## Short problem
Reproduce every entry below precisely; do not include the pictures.

## Data provided
------------------------------------
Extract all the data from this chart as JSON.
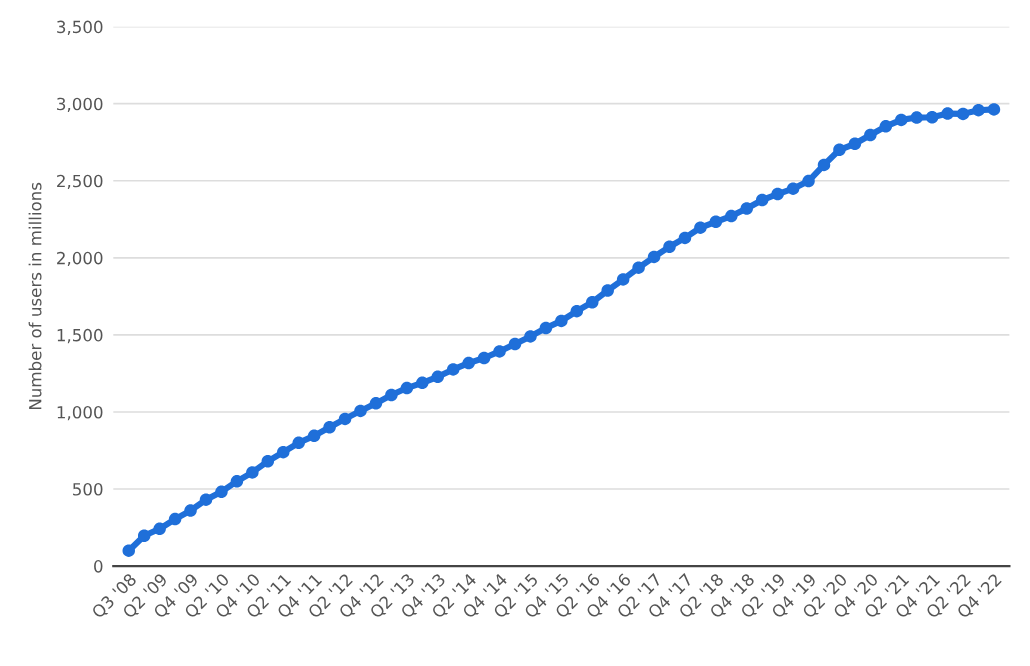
{
  "chart_data": {
    "type": "line",
    "ylabel": "Number of users in millions",
    "categories": [
      "Q3 '08",
      null,
      "Q2 '09",
      null,
      "Q4 '09",
      null,
      "Q2 '10",
      null,
      "Q4 '10",
      null,
      "Q2 '11",
      null,
      "Q4 '11",
      null,
      "Q2 '12",
      null,
      "Q4 '12",
      null,
      "Q2 '13",
      null,
      "Q4 '13",
      null,
      "Q2 '14",
      null,
      "Q4 '14",
      null,
      "Q2 '15",
      null,
      "Q4 '15",
      null,
      "Q2 '16",
      null,
      "Q4 '16",
      null,
      "Q2 '17",
      null,
      "Q4 '17",
      null,
      "Q2 '18",
      null,
      "Q4 '18",
      null,
      "Q2 '19",
      null,
      "Q4 '19",
      null,
      "Q2 '20",
      null,
      "Q4 '20",
      null,
      "Q2 '21",
      null,
      "Q4 '21",
      null,
      "Q2 '22",
      null,
      "Q4 '22"
    ],
    "series": [
      {
        "color": "#1f6fd9",
        "values": [
          100,
          197,
          242,
          305,
          360,
          431,
          482,
          550,
          608,
          680,
          739,
          800,
          845,
          901,
          955,
          1007,
          1056,
          1110,
          1155,
          1189,
          1228,
          1276,
          1317,
          1350,
          1393,
          1441,
          1490,
          1545,
          1591,
          1654,
          1712,
          1788,
          1860,
          1936,
          2006,
          2072,
          2129,
          2196,
          2234,
          2271,
          2320,
          2375,
          2414,
          2449,
          2498,
          2603,
          2701,
          2740,
          2797,
          2853,
          2895,
          2910,
          2912,
          2936,
          2934,
          2958,
          2963
        ]
      }
    ],
    "ylim": [
      0,
      3500
    ],
    "yticks": [
      0,
      {
        "value": 500,
        "label": "500"
      },
      {
        "value": 1000,
        "label": "1,000"
      },
      {
        "value": 1500,
        "label": "1,500"
      },
      {
        "value": 2000,
        "label": "2,000"
      },
      {
        "value": 2500,
        "label": "2,500"
      },
      {
        "value": 3000,
        "label": "3,000"
      },
      {
        "value": 3500,
        "label": "3,500"
      }
    ],
    "grid": "y",
    "marker": "circle",
    "line_style": "solid",
    "legend": false
  }
}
------------------------------------
## Answer to this task
Extract all the data from this chart as JSON.
{
  "chart_data": {
    "type": "line",
    "ylabel": "Number of users in millions",
    "categories": [
      "Q3 '08",
      null,
      "Q2 '09",
      null,
      "Q4 '09",
      null,
      "Q2 '10",
      null,
      "Q4 '10",
      null,
      "Q2 '11",
      null,
      "Q4 '11",
      null,
      "Q2 '12",
      null,
      "Q4 '12",
      null,
      "Q2 '13",
      null,
      "Q4 '13",
      null,
      "Q2 '14",
      null,
      "Q4 '14",
      null,
      "Q2 '15",
      null,
      "Q4 '15",
      null,
      "Q2 '16",
      null,
      "Q4 '16",
      null,
      "Q2 '17",
      null,
      "Q4 '17",
      null,
      "Q2 '18",
      null,
      "Q4 '18",
      null,
      "Q2 '19",
      null,
      "Q4 '19",
      null,
      "Q2 '20",
      null,
      "Q4 '20",
      null,
      "Q2 '21",
      null,
      "Q4 '21",
      null,
      "Q2 '22",
      null,
      "Q4 '22"
    ],
    "series": [
      {
        "color": "#1f6fd9",
        "values": [
          100,
          197,
          242,
          305,
          360,
          431,
          482,
          550,
          608,
          680,
          739,
          800,
          845,
          901,
          955,
          1007,
          1056,
          1110,
          1155,
          1189,
          1228,
          1276,
          1317,
          1350,
          1393,
          1441,
          1490,
          1545,
          1591,
          1654,
          1712,
          1788,
          1860,
          1936,
          2006,
          2072,
          2129,
          2196,
          2234,
          2271,
          2320,
          2375,
          2414,
          2449,
          2498,
          2603,
          2701,
          2740,
          2797,
          2853,
          2895,
          2910,
          2912,
          2936,
          2934,
          2958,
          2963
        ]
      }
    ],
    "ylim": [
      0,
      3500
    ],
    "yticks": [
      0,
      {
        "value": 500,
        "label": "500"
      },
      {
        "value": 1000,
        "label": "1,000"
      },
      {
        "value": 1500,
        "label": "1,500"
      },
      {
        "value": 2000,
        "label": "2,000"
      },
      {
        "value": 2500,
        "label": "2,500"
      },
      {
        "value": 3000,
        "label": "3,000"
      },
      {
        "value": 3500,
        "label": "3,500"
      }
    ],
    "grid": "y",
    "marker": "circle",
    "line_style": "solid",
    "legend": false
  }
}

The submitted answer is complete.